## Given entries:
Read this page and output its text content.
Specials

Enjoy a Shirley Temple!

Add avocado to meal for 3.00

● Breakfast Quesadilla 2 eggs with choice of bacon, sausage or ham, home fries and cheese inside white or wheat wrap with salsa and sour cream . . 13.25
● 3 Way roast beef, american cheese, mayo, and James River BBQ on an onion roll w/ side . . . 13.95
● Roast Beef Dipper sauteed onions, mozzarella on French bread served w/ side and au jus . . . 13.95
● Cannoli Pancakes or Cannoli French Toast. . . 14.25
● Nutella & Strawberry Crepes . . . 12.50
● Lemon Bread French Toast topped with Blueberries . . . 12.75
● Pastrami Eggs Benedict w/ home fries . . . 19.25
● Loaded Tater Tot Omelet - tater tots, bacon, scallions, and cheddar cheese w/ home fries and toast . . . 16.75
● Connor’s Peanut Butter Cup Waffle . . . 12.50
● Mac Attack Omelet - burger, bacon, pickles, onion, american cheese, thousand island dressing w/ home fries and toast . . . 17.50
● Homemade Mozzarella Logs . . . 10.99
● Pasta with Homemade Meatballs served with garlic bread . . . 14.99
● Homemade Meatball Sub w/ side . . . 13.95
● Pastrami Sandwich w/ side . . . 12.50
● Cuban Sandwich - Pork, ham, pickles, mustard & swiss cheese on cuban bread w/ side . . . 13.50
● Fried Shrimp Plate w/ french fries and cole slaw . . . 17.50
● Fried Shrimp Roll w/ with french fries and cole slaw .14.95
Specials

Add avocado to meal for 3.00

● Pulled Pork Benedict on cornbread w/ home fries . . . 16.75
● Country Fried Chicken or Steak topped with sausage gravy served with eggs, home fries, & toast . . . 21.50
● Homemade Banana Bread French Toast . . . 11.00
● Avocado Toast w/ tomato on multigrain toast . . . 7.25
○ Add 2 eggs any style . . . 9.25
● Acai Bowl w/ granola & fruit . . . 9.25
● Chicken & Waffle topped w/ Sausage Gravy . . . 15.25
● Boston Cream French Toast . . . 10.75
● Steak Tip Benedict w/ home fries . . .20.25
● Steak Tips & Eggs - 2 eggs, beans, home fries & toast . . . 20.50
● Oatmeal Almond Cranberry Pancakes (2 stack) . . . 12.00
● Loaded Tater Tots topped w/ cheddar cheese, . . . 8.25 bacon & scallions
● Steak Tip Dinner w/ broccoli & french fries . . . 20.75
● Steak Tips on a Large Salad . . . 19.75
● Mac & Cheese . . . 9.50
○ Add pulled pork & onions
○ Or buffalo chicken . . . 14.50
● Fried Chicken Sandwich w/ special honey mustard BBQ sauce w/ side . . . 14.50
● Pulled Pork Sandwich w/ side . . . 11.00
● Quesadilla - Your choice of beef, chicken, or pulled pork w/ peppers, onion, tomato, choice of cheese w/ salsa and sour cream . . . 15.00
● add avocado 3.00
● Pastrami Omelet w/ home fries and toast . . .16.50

## Stated problem:
Where a line of the records above holds the word "Quesadilla", copy that line.

## Correct result:
● Breakfast Quesadilla 2 eggs with choice of bacon, sausage or ham, home fries and cheese inside white or wheat wrap with salsa and sour cream . . 13.25
● Quesadilla - Your choice of beef, chicken, or pulled pork w/ peppers, onion, tomato, choice of cheese w/ salsa and sour cream . . . 15.00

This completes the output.